- _Task to complete_
Copy the records below exactly as they appear.

── Listed entries ──

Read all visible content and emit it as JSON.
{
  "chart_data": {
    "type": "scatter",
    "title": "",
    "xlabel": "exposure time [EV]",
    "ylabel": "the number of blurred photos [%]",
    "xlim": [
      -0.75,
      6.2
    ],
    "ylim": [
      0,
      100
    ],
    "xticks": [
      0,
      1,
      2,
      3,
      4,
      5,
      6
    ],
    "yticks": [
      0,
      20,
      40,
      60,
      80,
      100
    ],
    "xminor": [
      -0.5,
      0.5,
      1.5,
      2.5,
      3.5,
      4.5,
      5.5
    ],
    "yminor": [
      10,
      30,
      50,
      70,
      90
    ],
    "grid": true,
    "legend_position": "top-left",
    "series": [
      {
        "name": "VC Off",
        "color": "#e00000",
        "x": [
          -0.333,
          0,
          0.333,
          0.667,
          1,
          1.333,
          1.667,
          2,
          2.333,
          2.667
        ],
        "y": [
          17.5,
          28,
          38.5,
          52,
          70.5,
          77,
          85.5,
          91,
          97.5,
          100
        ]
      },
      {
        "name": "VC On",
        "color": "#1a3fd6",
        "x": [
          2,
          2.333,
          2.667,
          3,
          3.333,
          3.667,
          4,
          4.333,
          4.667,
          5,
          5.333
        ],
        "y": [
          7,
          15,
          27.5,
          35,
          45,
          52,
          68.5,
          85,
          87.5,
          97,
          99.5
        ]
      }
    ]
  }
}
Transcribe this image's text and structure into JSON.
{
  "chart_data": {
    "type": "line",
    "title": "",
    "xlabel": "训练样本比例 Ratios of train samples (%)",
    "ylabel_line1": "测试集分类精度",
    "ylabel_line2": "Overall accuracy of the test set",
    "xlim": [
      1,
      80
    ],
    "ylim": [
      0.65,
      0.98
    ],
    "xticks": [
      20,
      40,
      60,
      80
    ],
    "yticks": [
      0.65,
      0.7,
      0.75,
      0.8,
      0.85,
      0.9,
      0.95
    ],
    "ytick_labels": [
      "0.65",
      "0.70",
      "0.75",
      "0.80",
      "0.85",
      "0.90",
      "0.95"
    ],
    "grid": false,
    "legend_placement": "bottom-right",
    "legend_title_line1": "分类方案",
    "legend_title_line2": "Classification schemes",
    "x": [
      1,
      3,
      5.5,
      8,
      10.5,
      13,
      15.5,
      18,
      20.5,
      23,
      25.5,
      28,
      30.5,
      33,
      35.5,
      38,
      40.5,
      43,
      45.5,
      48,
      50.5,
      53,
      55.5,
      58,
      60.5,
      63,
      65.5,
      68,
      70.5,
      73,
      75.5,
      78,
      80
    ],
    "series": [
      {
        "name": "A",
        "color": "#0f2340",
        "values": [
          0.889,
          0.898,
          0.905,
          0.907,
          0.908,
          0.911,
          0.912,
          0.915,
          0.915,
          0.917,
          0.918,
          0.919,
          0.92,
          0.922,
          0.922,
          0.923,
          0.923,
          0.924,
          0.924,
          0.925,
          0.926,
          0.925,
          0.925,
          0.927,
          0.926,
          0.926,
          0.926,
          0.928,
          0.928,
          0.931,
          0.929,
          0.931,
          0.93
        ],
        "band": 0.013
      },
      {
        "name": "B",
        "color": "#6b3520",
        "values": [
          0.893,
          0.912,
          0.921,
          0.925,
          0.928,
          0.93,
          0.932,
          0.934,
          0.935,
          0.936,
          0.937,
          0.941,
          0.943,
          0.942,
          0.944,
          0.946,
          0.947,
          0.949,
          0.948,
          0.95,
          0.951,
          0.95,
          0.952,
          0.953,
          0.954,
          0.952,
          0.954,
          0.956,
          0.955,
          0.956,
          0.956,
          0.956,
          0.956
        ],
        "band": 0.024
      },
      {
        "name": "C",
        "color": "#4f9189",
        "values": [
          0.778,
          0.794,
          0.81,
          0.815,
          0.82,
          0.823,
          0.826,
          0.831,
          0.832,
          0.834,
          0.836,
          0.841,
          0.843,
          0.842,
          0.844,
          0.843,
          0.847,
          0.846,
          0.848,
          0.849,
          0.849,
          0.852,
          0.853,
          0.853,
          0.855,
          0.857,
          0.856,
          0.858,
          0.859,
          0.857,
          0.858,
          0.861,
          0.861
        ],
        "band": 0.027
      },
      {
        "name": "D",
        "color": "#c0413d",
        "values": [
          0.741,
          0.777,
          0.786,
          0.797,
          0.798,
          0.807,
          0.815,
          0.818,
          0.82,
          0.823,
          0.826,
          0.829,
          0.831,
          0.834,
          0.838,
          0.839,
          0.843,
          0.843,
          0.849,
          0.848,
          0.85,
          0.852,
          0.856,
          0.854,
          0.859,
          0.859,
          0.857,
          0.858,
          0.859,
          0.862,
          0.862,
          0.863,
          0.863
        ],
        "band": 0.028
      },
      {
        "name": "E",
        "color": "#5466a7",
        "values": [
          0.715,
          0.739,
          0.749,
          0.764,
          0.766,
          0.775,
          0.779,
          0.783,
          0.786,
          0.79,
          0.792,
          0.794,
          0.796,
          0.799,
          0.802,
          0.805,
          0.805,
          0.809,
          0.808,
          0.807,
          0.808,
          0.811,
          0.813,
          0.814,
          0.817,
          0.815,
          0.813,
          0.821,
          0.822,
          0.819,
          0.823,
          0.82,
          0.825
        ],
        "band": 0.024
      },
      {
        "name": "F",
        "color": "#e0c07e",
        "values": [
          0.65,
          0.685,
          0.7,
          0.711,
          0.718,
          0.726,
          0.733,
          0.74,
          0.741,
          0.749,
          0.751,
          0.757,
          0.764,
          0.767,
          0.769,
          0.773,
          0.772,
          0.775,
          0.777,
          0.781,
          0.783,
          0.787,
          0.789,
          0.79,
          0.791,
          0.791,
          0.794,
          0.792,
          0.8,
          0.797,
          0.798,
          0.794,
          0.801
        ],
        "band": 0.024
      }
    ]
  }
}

───

- _Solution for this problem_
Read all visible content and emit it as JSON.
{
  "chart_data": {
    "type": "scatter",
    "title": "",
    "xlabel": "exposure time [EV]",
    "ylabel": "the number of blurred photos [%]",
    "xlim": [
      -0.75,
      6.2
    ],
    "ylim": [
      0,
      100
    ],
    "xticks": [
      0,
      1,
      2,
      3,
      4,
      5,
      6
    ],
    "yticks": [
      0,
      20,
      40,
      60,
      80,
      100
    ],
    "xminor": [
      -0.5,
      0.5,
      1.5,
      2.5,
      3.5,
      4.5,
      5.5
    ],
    "yminor": [
      10,
      30,
      50,
      70,
      90
    ],
    "grid": true,
    "legend_position": "top-left",
    "series": [
      {
        "name": "VC Off",
        "color": "#e00000",
        "x": [
          -0.333,
          0,
          0.333,
          0.667,
          1,
          1.333,
          1.667,
          2,
          2.333,
          2.667
        ],
        "y": [
          17.5,
          28,
          38.5,
          52,
          70.5,
          77,
          85.5,
          91,
          97.5,
          100
        ]
      },
      {
        "name": "VC On",
        "color": "#1a3fd6",
        "x": [
          2,
          2.333,
          2.667,
          3,
          3.333,
          3.667,
          4,
          4.333,
          4.667,
          5,
          5.333
        ],
        "y": [
          7,
          15,
          27.5,
          35,
          45,
          52,
          68.5,
          85,
          87.5,
          97,
          99.5
        ]
      }
    ]
  }
}
Transcribe this image's text and structure into JSON.
{
  "chart_data": {
    "type": "line",
    "title": "",
    "xlabel": "训练样本比例 Ratios of train samples (%)",
    "ylabel_line1": "测试集分类精度",
    "ylabel_line2": "Overall accuracy of the test set",
    "xlim": [
      1,
      80
    ],
    "ylim": [
      0.65,
      0.98
    ],
    "xticks": [
      20,
      40,
      60,
      80
    ],
    "yticks": [
      0.65,
      0.7,
      0.75,
      0.8,
      0.85,
      0.9,
      0.95
    ],
    "ytick_labels": [
      "0.65",
      "0.70",
      "0.75",
      "0.80",
      "0.85",
      "0.90",
      "0.95"
    ],
    "grid": false,
    "legend_placement": "bottom-right",
    "legend_title_line1": "分类方案",
    "legend_title_line2": "Classification schemes",
    "x": [
      1,
      3,
      5.5,
      8,
      10.5,
      13,
      15.5,
      18,
      20.5,
      23,
      25.5,
      28,
      30.5,
      33,
      35.5,
      38,
      40.5,
      43,
      45.5,
      48,
      50.5,
      53,
      55.5,
      58,
      60.5,
      63,
      65.5,
      68,
      70.5,
      73,
      75.5,
      78,
      80
    ],
    "series": [
      {
        "name": "A",
        "color": "#0f2340",
        "values": [
          0.889,
          0.898,
          0.905,
          0.907,
          0.908,
          0.911,
          0.912,
          0.915,
          0.915,
          0.917,
          0.918,
          0.919,
          0.92,
          0.922,
          0.922,
          0.923,
          0.923,
          0.924,
          0.924,
          0.925,
          0.926,
          0.925,
          0.925,
          0.927,
          0.926,
          0.926,
          0.926,
          0.928,
          0.928,
          0.931,
          0.929,
          0.931,
          0.93
        ],
        "band": 0.013
      },
      {
        "name": "B",
        "color": "#6b3520",
        "values": [
          0.893,
          0.912,
          0.921,
          0.925,
          0.928,
          0.93,
          0.932,
          0.934,
          0.935,
          0.936,
          0.937,
          0.941,
          0.943,
          0.942,
          0.944,
          0.946,
          0.947,
          0.949,
          0.948,
          0.95,
          0.951,
          0.95,
          0.952,
          0.953,
          0.954,
          0.952,
          0.954,
          0.956,
          0.955,
          0.956,
          0.956,
          0.956,
          0.956
        ],
        "band": 0.024
      },
      {
        "name": "C",
        "color": "#4f9189",
        "values": [
          0.778,
          0.794,
          0.81,
          0.815,
          0.82,
          0.823,
          0.826,
          0.831,
          0.832,
          0.834,
          0.836,
          0.841,
          0.843,
          0.842,
          0.844,
          0.843,
          0.847,
          0.846,
          0.848,
          0.849,
          0.849,
          0.852,
          0.853,
          0.853,
          0.855,
          0.857,
          0.856,
          0.858,
          0.859,
          0.857,
          0.858,
          0.861,
          0.861
        ],
        "band": 0.027
      },
      {
        "name": "D",
        "color": "#c0413d",
        "values": [
          0.741,
          0.777,
          0.786,
          0.797,
          0.798,
          0.807,
          0.815,
          0.818,
          0.82,
          0.823,
          0.826,
          0.829,
          0.831,
          0.834,
          0.838,
          0.839,
          0.843,
          0.843,
          0.849,
          0.848,
          0.85,
          0.852,
          0.856,
          0.854,
          0.859,
          0.859,
          0.857,
          0.858,
          0.859,
          0.862,
          0.862,
          0.863,
          0.863
        ],
        "band": 0.028
      },
      {
        "name": "E",
        "color": "#5466a7",
        "values": [
          0.715,
          0.739,
          0.749,
          0.764,
          0.766,
          0.775,
          0.779,
          0.783,
          0.786,
          0.79,
          0.792,
          0.794,
          0.796,
          0.799,
          0.802,
          0.805,
          0.805,
          0.809,
          0.808,
          0.807,
          0.808,
          0.811,
          0.813,
          0.814,
          0.817,
          0.815,
          0.813,
          0.821,
          0.822,
          0.819,
          0.823,
          0.82,
          0.825
        ],
        "band": 0.024
      },
      {
        "name": "F",
        "color": "#e0c07e",
        "values": [
          0.65,
          0.685,
          0.7,
          0.711,
          0.718,
          0.726,
          0.733,
          0.74,
          0.741,
          0.749,
          0.751,
          0.757,
          0.764,
          0.767,
          0.769,
          0.773,
          0.772,
          0.775,
          0.777,
          0.781,
          0.783,
          0.787,
          0.789,
          0.79,
          0.791,
          0.791,
          0.794,
          0.792,
          0.8,
          0.797,
          0.798,
          0.794,
          0.801
        ],
        "band": 0.024
      }
    ]
  }
}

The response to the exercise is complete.